#### Extracted material

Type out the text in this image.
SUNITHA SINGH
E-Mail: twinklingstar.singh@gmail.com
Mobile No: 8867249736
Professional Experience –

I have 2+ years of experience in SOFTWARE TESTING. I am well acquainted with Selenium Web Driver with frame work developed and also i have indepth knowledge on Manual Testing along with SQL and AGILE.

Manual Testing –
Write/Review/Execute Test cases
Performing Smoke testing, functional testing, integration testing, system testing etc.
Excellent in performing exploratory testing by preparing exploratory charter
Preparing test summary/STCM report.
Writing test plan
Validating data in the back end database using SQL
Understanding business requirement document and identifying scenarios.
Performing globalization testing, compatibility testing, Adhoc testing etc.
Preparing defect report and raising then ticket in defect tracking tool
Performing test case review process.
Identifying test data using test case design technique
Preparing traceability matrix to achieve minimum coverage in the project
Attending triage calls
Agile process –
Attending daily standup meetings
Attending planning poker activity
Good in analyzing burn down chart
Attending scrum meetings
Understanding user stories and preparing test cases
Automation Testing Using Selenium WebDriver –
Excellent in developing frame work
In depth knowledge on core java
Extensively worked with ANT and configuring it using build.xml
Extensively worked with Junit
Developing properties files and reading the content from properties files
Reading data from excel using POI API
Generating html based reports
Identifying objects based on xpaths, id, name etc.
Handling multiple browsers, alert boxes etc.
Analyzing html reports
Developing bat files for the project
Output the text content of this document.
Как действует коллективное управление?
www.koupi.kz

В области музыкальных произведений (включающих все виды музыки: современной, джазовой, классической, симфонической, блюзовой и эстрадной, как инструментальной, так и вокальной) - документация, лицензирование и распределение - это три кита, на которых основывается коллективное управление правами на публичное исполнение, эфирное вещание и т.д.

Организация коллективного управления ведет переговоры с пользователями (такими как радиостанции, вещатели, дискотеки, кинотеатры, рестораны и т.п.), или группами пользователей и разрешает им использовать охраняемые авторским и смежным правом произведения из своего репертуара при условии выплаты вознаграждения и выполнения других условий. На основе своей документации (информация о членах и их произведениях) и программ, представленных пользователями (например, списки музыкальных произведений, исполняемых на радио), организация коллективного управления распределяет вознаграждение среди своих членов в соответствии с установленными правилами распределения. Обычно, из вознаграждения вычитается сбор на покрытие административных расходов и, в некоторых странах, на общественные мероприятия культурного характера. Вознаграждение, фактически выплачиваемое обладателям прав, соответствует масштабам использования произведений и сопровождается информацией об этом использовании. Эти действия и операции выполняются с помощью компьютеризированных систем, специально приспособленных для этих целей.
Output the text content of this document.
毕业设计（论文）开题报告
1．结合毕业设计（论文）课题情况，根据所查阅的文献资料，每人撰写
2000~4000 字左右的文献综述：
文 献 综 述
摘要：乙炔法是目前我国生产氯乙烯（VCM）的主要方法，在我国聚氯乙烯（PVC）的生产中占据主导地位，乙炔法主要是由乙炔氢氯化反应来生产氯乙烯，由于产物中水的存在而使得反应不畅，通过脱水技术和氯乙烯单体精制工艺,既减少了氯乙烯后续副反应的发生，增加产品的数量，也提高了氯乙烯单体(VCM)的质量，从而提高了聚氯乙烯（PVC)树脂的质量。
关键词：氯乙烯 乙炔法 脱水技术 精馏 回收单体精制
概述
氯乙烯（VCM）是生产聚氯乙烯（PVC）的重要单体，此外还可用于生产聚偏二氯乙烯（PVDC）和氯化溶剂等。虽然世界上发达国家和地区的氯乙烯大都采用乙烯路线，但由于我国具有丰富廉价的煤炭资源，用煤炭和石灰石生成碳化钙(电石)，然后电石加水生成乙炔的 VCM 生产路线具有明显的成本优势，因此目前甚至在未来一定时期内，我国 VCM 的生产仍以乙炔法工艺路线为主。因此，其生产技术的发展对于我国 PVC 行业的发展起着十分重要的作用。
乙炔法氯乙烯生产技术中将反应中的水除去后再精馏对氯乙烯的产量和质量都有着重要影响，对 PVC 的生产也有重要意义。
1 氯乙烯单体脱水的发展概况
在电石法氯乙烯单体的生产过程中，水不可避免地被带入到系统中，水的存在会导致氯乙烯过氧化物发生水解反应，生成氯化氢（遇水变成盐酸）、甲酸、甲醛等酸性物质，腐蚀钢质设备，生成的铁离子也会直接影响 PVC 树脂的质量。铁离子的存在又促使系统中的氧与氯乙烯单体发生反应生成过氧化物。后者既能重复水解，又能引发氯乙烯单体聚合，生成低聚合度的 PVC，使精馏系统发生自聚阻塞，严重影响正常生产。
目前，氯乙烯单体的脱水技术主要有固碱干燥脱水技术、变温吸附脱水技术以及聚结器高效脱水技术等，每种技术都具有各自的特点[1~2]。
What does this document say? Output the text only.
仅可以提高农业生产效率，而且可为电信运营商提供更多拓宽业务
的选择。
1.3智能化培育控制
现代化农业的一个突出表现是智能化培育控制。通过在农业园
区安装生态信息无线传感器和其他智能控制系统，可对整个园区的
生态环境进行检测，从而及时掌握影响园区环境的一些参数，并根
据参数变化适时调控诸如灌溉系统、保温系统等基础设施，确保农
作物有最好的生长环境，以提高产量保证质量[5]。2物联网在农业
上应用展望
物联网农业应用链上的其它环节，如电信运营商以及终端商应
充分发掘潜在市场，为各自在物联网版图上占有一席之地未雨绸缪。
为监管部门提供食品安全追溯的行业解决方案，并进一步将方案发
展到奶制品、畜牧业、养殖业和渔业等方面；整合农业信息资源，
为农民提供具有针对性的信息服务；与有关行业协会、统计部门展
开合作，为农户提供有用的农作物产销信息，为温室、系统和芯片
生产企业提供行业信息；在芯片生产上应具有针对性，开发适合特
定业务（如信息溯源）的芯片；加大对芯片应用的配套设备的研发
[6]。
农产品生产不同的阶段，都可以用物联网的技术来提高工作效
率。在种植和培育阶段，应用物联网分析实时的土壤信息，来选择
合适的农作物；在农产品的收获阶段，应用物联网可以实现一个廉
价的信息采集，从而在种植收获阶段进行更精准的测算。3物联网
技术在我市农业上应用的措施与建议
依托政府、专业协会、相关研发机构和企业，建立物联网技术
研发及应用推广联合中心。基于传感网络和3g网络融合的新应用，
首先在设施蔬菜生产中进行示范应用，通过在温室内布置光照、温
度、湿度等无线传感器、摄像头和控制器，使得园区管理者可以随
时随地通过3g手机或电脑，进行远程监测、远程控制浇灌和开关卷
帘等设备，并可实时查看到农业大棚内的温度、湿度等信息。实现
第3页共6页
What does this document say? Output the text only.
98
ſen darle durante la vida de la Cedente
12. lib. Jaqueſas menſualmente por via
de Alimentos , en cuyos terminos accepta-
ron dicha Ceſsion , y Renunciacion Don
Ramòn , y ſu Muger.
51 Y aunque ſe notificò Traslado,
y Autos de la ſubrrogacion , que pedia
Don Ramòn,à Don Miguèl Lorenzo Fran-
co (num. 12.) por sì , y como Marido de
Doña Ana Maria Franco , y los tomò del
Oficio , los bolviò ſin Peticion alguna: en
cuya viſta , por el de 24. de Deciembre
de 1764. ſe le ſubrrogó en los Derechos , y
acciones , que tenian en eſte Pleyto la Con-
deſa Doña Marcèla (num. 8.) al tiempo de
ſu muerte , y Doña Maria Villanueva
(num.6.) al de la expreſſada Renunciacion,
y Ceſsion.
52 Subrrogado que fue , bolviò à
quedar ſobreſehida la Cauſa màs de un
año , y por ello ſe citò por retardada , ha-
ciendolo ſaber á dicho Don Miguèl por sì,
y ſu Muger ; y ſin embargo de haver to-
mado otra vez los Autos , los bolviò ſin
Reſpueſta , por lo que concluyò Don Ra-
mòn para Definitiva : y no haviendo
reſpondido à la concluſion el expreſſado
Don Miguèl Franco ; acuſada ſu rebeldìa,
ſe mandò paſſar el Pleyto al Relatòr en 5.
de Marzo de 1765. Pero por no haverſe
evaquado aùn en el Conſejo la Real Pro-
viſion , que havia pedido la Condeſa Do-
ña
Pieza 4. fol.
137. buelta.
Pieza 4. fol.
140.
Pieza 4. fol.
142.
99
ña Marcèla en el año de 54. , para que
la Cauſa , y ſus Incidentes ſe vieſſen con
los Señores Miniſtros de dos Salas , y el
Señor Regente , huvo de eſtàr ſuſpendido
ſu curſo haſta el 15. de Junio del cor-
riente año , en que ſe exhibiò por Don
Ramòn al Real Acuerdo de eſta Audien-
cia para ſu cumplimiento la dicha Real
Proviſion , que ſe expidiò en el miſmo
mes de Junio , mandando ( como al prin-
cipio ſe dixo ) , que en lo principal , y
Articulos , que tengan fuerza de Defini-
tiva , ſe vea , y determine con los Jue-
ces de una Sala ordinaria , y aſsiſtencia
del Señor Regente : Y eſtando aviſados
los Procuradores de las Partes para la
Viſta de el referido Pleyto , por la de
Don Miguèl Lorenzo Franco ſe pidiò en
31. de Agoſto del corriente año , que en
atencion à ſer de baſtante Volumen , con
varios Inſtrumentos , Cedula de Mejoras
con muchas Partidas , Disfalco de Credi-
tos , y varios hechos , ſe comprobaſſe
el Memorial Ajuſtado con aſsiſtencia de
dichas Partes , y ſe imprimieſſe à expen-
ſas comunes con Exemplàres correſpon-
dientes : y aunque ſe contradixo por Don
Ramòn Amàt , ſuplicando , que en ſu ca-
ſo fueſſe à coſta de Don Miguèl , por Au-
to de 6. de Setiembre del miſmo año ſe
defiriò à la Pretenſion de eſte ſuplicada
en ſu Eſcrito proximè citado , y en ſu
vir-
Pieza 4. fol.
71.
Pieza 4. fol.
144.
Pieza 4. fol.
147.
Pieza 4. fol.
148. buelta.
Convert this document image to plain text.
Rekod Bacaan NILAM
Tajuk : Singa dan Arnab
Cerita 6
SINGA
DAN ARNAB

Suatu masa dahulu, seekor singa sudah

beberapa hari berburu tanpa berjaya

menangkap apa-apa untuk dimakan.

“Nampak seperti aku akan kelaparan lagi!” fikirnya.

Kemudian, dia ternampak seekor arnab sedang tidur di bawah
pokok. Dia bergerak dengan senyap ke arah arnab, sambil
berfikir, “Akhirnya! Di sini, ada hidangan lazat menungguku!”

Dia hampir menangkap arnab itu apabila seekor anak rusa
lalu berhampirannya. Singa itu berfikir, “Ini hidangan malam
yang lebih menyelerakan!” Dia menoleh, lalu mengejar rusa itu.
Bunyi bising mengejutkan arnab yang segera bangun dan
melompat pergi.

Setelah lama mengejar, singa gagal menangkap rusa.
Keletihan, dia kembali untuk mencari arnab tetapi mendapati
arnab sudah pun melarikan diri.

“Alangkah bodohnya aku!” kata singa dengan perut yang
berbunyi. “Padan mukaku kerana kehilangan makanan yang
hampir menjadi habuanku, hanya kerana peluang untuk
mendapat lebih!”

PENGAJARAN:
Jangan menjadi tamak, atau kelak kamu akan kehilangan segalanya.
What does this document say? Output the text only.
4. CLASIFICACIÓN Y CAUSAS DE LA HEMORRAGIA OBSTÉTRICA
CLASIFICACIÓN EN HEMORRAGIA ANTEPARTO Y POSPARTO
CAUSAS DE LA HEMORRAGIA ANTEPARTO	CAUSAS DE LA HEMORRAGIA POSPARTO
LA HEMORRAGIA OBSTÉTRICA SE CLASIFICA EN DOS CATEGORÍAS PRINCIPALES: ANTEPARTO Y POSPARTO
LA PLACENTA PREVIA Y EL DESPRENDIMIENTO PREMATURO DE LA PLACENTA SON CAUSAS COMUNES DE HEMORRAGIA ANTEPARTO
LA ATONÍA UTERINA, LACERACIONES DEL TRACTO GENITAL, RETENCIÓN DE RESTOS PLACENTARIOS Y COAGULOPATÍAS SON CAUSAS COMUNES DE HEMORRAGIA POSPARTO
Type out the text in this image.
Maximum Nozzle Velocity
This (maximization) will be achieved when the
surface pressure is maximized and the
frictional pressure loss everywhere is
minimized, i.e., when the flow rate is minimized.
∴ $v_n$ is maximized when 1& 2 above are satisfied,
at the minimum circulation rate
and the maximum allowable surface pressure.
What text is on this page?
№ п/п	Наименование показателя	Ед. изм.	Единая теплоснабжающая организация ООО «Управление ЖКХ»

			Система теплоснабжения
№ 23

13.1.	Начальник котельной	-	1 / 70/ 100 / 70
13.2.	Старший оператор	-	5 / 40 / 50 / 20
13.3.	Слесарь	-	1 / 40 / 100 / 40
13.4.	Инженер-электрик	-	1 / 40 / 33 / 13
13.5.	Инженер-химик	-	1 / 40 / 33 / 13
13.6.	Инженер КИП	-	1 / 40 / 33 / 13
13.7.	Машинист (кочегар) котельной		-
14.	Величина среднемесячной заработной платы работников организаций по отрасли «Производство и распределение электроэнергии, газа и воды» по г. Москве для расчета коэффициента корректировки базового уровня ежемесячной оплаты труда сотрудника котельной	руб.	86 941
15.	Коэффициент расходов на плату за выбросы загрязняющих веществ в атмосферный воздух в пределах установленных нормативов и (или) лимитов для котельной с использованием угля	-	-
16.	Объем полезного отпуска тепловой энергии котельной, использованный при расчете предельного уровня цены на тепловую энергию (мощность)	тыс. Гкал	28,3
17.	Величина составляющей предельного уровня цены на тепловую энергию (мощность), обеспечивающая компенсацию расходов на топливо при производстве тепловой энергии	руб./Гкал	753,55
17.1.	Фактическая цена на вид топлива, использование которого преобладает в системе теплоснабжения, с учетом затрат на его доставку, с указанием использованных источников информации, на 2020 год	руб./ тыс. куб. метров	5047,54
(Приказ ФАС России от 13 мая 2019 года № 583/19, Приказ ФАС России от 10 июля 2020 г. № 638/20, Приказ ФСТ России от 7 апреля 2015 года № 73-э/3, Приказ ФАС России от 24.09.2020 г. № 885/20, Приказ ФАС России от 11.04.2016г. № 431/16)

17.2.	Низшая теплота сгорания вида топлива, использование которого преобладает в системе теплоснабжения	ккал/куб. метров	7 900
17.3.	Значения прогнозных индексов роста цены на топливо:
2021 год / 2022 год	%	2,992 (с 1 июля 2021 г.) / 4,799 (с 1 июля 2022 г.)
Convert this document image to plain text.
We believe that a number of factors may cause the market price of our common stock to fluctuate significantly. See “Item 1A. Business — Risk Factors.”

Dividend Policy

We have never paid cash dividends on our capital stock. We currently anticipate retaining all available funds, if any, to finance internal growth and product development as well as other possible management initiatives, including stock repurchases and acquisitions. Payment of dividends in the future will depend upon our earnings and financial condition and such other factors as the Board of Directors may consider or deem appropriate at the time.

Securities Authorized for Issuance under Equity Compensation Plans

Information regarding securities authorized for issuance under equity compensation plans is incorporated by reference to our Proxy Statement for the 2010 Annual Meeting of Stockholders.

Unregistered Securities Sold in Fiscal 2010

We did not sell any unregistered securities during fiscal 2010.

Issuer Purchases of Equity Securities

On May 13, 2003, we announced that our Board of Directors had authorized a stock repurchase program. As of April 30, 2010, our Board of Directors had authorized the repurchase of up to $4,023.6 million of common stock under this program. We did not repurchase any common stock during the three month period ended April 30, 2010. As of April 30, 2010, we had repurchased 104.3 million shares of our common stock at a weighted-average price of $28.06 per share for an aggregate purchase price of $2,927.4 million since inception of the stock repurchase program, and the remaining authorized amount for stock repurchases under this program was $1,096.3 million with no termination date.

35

########

▶ **Aim**
Of the lines above, how many contain the string "Real"? Only the number is required.

▶ **Problem solution**
3